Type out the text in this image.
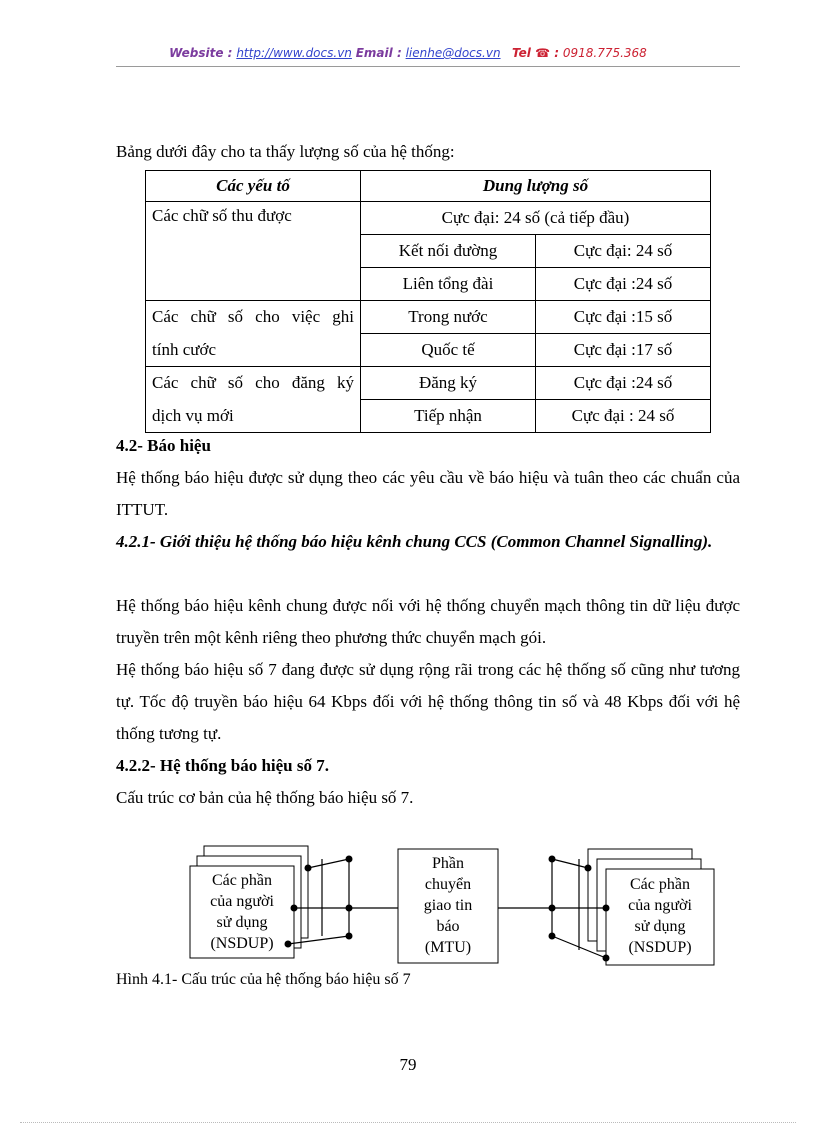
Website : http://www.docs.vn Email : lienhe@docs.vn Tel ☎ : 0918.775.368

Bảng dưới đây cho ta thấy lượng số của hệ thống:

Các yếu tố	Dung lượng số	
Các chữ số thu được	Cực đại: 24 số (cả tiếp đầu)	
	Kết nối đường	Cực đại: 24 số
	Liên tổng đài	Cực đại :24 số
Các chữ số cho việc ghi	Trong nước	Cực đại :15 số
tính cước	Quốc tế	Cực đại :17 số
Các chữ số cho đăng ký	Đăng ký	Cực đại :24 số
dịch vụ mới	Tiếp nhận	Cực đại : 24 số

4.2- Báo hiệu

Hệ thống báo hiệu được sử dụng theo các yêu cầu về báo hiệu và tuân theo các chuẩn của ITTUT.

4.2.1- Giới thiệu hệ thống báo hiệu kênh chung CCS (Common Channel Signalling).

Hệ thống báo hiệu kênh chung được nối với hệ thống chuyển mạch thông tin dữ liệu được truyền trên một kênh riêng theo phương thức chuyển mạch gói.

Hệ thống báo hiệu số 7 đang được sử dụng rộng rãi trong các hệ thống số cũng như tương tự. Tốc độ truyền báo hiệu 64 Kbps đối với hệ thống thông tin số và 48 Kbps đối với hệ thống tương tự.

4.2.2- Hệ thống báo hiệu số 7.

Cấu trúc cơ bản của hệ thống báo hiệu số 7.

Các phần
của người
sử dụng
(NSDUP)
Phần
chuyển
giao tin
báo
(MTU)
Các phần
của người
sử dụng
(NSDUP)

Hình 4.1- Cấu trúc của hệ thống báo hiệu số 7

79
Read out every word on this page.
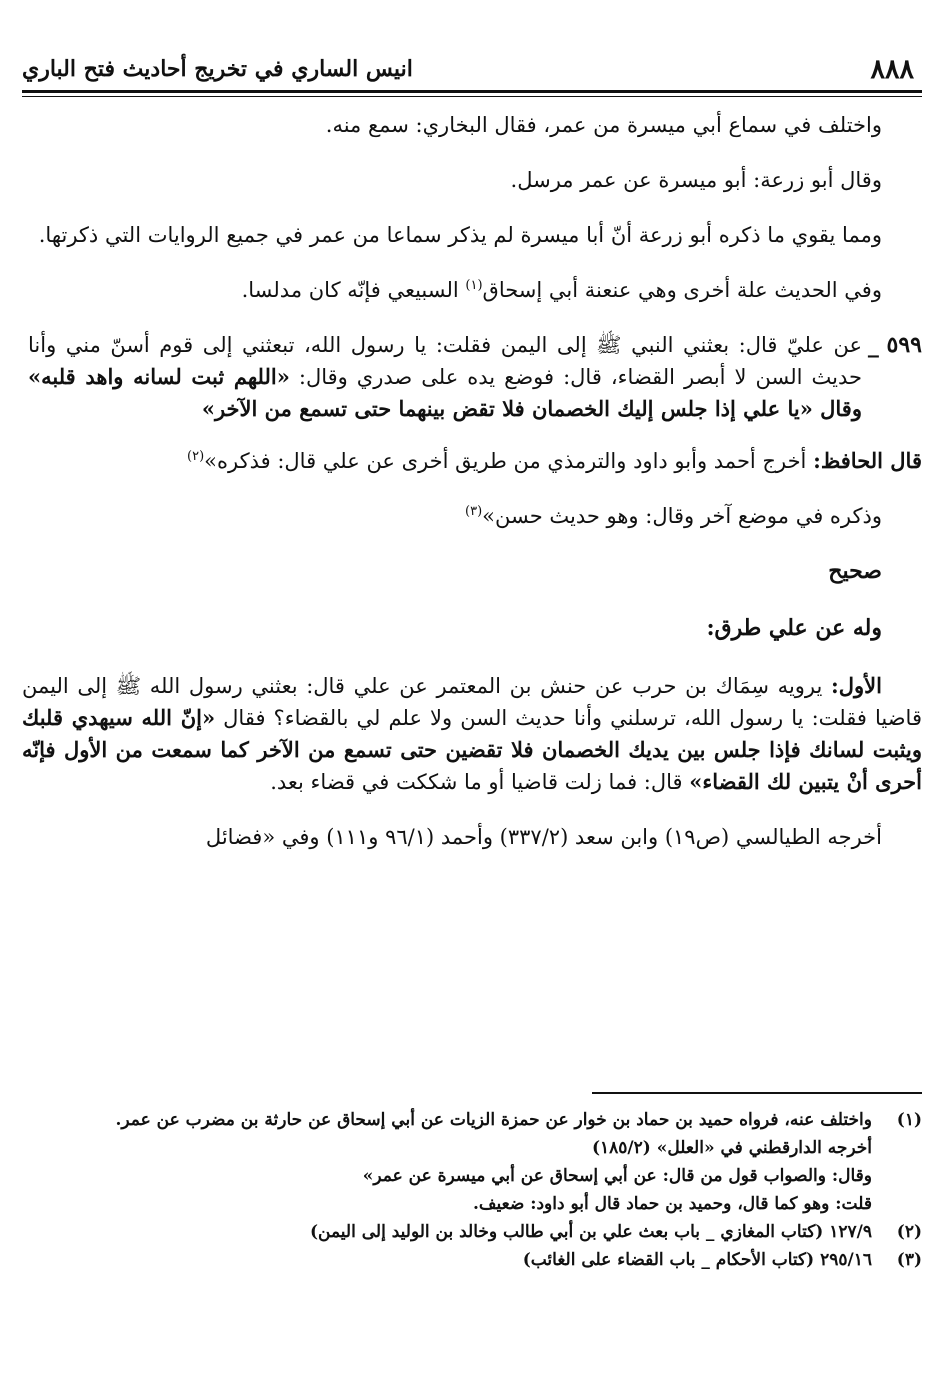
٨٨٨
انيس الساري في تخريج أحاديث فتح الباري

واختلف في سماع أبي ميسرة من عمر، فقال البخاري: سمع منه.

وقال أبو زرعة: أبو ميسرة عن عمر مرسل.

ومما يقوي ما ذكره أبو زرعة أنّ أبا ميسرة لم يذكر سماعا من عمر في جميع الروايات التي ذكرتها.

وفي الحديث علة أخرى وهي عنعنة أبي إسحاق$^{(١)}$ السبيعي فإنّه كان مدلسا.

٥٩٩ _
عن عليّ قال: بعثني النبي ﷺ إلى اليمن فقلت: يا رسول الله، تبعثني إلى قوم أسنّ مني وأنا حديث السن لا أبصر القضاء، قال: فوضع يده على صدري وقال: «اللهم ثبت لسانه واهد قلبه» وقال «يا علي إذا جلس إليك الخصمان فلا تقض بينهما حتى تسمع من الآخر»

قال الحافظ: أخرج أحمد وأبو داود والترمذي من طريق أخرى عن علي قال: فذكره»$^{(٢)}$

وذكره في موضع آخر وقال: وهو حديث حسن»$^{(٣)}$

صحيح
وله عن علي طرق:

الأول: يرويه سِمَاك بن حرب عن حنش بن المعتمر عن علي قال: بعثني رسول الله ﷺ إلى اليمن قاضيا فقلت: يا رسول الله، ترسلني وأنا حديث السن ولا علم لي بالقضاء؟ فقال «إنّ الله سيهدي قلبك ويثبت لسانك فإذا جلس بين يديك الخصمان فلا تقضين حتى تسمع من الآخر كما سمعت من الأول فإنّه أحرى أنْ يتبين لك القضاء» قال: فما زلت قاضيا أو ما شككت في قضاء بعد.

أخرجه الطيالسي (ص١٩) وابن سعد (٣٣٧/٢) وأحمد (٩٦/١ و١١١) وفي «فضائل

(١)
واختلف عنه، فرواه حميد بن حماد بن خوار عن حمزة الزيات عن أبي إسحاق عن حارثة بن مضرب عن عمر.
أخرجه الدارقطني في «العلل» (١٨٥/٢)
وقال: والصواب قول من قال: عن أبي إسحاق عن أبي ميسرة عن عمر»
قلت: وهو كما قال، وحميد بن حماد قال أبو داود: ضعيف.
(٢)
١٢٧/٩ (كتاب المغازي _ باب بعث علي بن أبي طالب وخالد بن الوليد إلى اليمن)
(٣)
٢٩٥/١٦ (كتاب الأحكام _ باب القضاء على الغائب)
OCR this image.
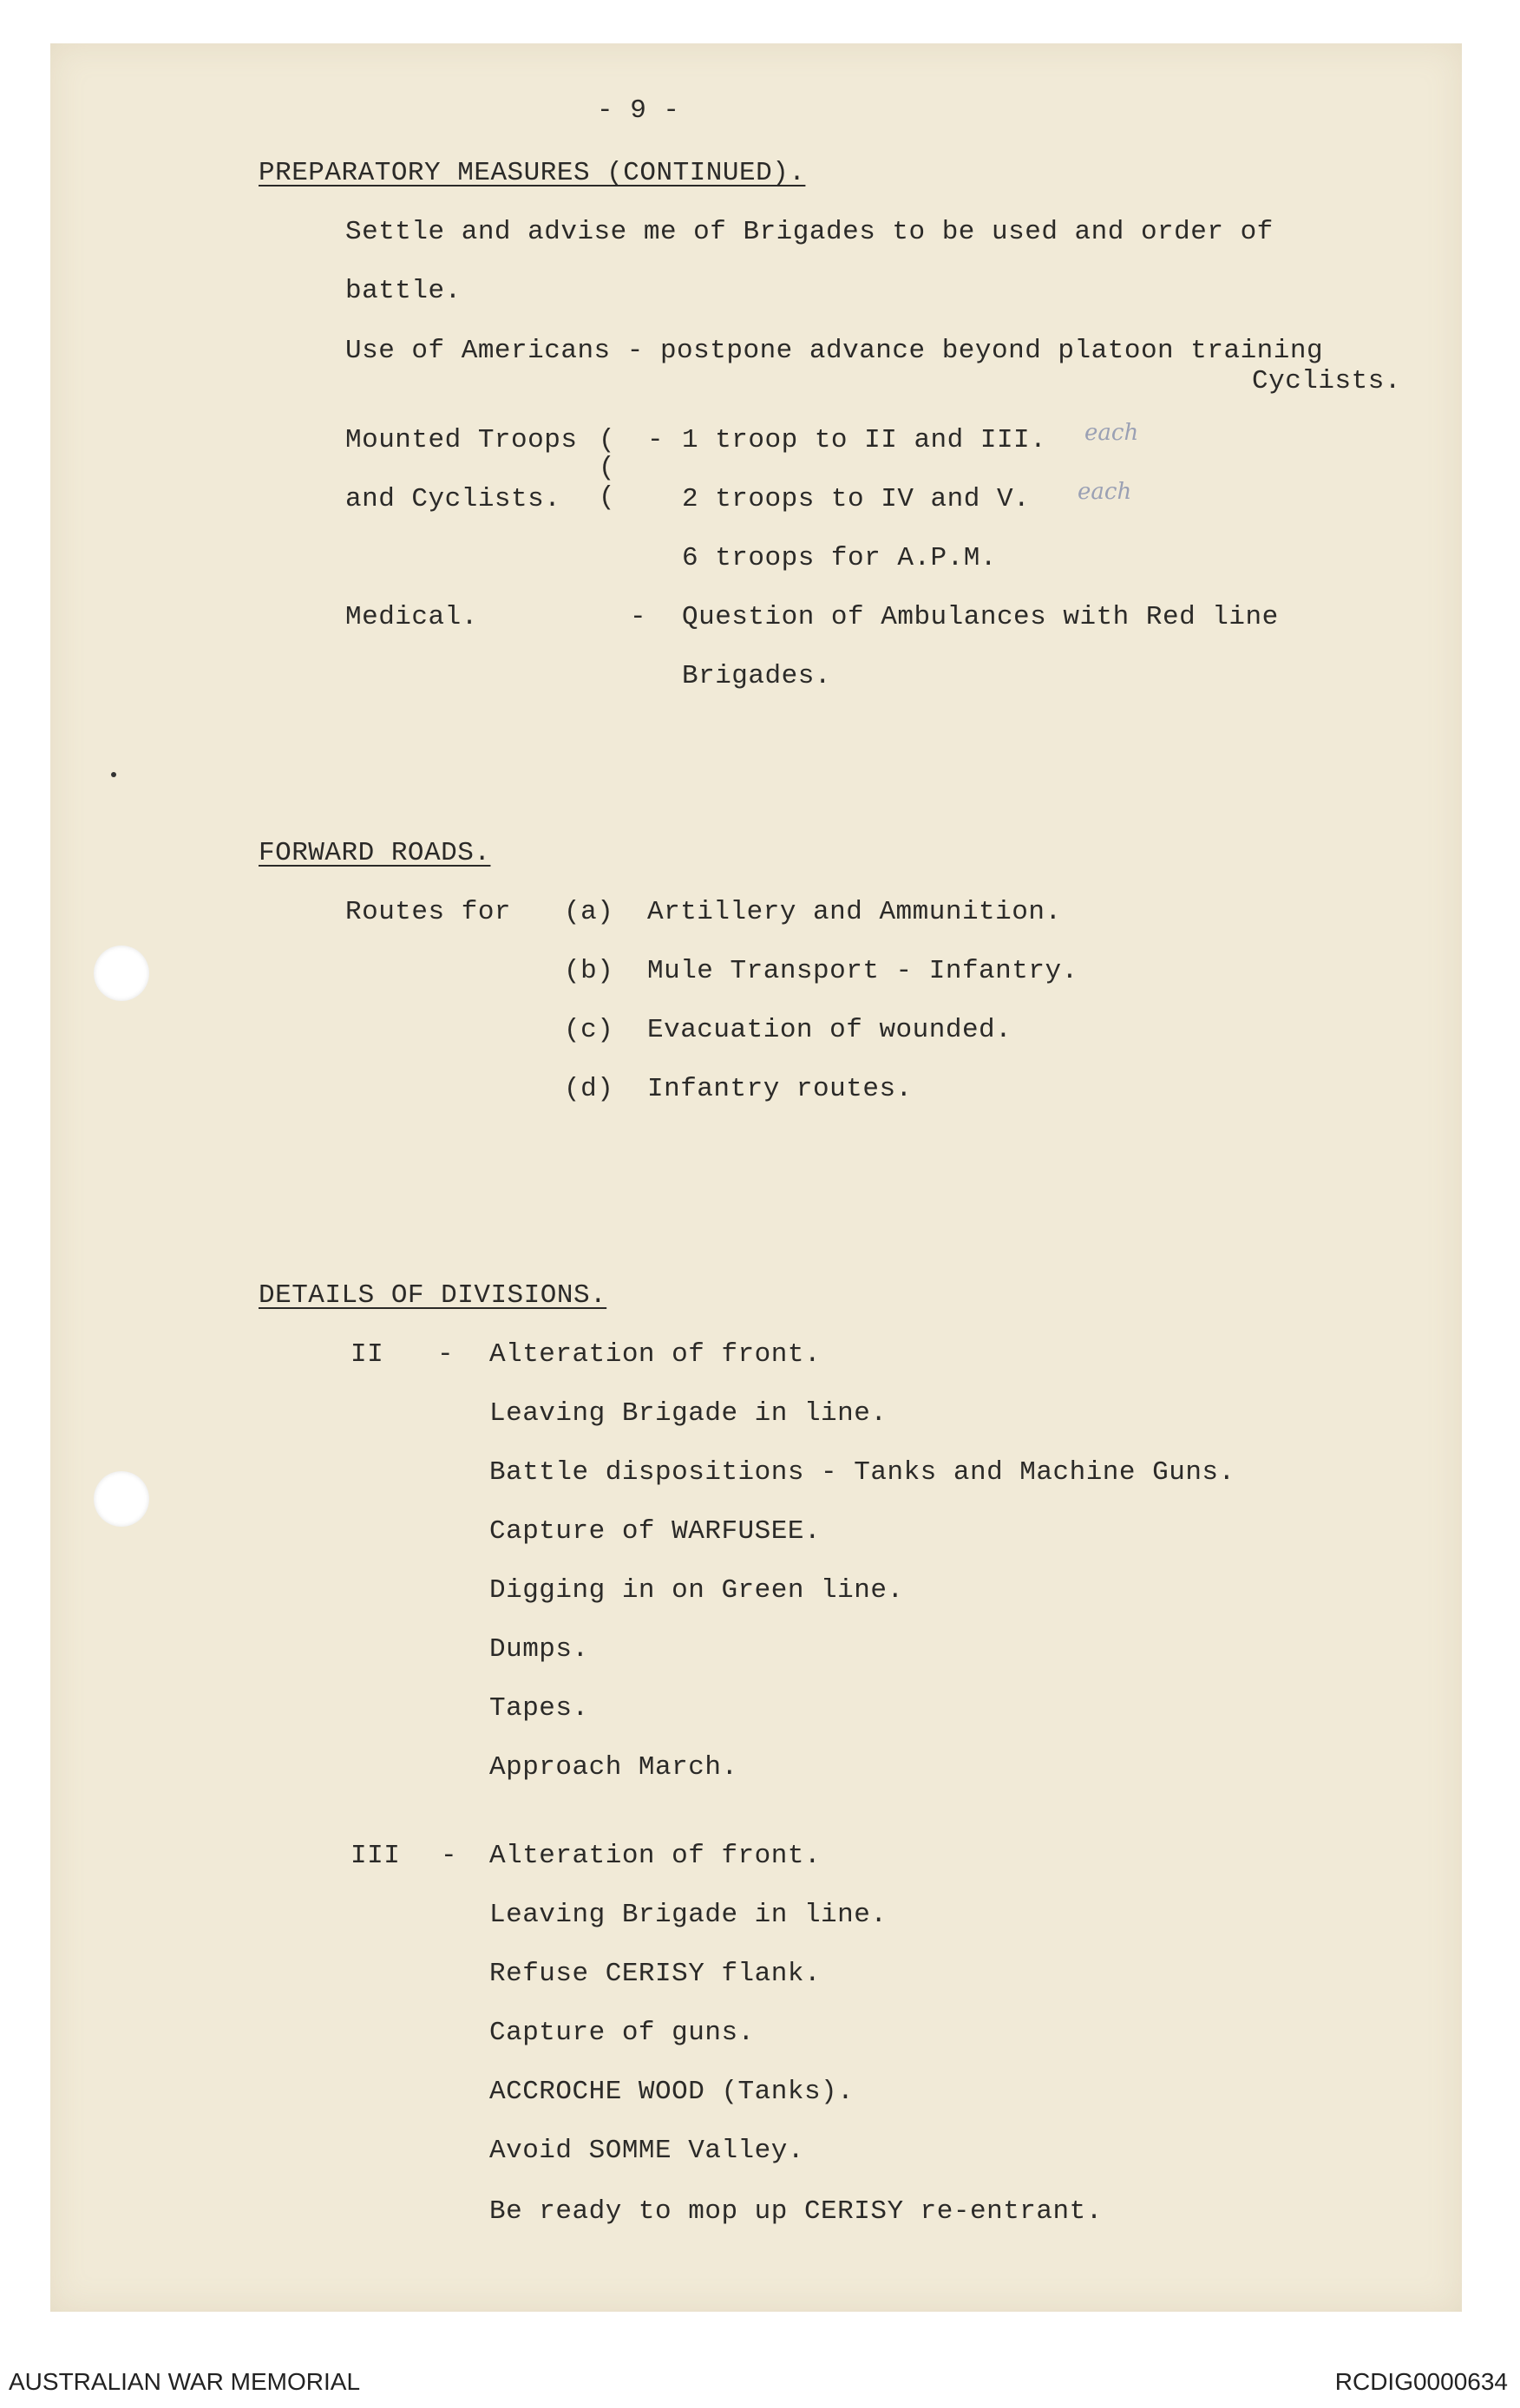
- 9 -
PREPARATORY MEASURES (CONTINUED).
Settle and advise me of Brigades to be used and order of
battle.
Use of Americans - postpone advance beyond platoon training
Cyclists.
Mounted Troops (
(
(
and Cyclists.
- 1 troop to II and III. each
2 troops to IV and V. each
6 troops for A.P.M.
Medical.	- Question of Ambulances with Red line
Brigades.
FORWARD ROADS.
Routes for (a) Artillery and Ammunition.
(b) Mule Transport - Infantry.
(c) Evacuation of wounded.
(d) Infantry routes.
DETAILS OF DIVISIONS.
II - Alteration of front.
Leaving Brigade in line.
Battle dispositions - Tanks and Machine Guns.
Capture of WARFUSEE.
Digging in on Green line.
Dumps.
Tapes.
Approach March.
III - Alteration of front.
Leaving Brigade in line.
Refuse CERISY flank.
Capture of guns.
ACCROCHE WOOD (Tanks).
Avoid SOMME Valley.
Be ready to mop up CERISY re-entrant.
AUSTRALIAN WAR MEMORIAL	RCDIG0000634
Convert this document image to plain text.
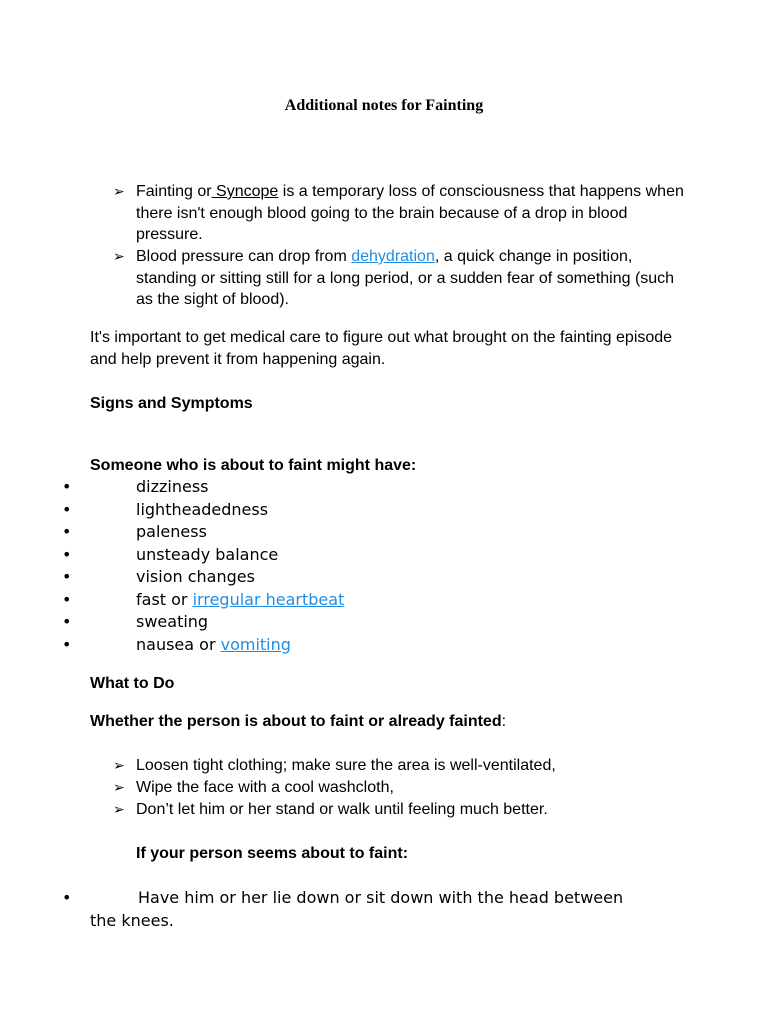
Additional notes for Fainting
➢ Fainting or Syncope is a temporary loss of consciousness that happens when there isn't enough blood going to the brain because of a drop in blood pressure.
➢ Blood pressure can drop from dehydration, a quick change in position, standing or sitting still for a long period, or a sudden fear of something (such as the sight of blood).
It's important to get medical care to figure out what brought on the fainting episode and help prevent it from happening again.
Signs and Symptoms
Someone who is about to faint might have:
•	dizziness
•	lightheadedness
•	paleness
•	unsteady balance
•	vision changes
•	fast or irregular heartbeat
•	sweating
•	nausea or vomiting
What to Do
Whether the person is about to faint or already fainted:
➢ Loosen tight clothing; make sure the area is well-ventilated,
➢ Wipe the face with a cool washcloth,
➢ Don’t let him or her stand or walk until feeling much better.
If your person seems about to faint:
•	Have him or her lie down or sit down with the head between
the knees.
-------
§ **The exercise**
Extract all lines that hold the word "chuyển".

§ **Full output**
Hệ thống báo hiệu kênh chung được nối với hệ thống chuyển mạch thông tin dữ liệu được truyền trên một kênh riêng theo phương thức chuyển mạch gói.
chuyển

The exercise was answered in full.